WRITTEN TASK – Work out how many lines in the data hold the word "page", and reply with that number only.
══════════════════════════════
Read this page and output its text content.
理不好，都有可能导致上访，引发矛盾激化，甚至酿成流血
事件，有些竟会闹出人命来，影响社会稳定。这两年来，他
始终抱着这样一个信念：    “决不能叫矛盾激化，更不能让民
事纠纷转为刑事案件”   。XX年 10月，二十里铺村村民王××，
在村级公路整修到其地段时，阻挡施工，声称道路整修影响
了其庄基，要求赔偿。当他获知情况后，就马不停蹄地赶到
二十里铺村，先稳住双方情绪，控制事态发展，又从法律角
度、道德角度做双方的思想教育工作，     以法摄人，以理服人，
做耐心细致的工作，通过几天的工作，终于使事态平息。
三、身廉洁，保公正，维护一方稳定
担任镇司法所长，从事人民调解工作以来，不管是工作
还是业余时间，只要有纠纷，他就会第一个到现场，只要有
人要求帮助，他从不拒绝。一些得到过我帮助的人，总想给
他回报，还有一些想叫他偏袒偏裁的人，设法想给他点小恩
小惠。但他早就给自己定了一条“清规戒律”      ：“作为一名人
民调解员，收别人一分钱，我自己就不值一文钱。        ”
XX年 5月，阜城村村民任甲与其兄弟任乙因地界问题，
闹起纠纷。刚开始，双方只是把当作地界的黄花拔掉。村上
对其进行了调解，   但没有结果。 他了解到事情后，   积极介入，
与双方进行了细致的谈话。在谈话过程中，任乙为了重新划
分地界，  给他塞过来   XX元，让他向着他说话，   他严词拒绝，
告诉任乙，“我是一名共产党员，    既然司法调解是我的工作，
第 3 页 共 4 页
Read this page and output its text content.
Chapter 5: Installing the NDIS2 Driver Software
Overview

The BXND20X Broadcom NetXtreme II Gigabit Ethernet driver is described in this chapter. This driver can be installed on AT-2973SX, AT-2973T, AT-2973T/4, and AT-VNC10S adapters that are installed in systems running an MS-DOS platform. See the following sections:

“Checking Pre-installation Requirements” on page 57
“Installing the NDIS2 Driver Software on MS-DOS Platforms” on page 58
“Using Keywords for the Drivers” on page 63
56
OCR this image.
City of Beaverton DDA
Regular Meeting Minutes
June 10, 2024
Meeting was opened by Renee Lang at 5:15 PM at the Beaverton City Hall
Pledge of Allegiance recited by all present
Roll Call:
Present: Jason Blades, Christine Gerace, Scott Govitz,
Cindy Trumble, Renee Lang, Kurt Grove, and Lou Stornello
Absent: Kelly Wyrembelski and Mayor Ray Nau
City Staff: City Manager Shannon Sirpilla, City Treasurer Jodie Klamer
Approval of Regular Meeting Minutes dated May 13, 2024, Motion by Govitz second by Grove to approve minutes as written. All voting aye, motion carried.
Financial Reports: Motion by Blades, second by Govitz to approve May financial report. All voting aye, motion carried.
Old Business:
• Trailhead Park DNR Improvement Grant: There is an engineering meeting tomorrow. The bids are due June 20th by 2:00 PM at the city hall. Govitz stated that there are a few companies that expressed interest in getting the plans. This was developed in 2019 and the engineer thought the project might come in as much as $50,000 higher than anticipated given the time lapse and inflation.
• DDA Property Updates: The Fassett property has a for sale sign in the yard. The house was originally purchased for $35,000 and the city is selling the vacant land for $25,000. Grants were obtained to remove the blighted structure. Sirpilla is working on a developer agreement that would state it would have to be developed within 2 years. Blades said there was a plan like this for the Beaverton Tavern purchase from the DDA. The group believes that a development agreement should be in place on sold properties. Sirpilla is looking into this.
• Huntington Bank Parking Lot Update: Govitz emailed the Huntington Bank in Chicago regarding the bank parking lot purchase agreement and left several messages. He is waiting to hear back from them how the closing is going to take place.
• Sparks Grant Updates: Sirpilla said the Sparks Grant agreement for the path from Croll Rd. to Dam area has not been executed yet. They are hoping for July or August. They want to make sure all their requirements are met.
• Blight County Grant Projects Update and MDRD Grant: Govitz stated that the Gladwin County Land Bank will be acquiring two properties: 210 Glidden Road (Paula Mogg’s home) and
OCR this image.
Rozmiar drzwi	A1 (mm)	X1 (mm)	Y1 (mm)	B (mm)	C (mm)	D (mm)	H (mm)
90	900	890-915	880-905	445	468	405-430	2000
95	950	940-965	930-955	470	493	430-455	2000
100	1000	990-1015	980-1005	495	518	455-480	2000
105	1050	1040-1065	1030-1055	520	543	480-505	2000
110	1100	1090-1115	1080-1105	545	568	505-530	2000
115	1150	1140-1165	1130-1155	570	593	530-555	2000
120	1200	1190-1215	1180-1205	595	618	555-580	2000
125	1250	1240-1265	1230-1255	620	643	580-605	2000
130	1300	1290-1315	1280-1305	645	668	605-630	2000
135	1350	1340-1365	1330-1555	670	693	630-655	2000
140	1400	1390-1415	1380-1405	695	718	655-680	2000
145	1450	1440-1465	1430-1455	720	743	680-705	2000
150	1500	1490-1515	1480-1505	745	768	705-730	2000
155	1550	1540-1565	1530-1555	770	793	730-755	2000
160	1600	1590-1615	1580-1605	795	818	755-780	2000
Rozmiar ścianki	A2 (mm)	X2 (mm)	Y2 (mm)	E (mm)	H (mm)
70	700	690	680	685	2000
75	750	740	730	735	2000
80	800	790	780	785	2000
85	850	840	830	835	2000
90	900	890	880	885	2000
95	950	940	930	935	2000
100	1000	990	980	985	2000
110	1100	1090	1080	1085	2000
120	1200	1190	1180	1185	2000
══════════════════════════════
COMPLETE ANSWER – 5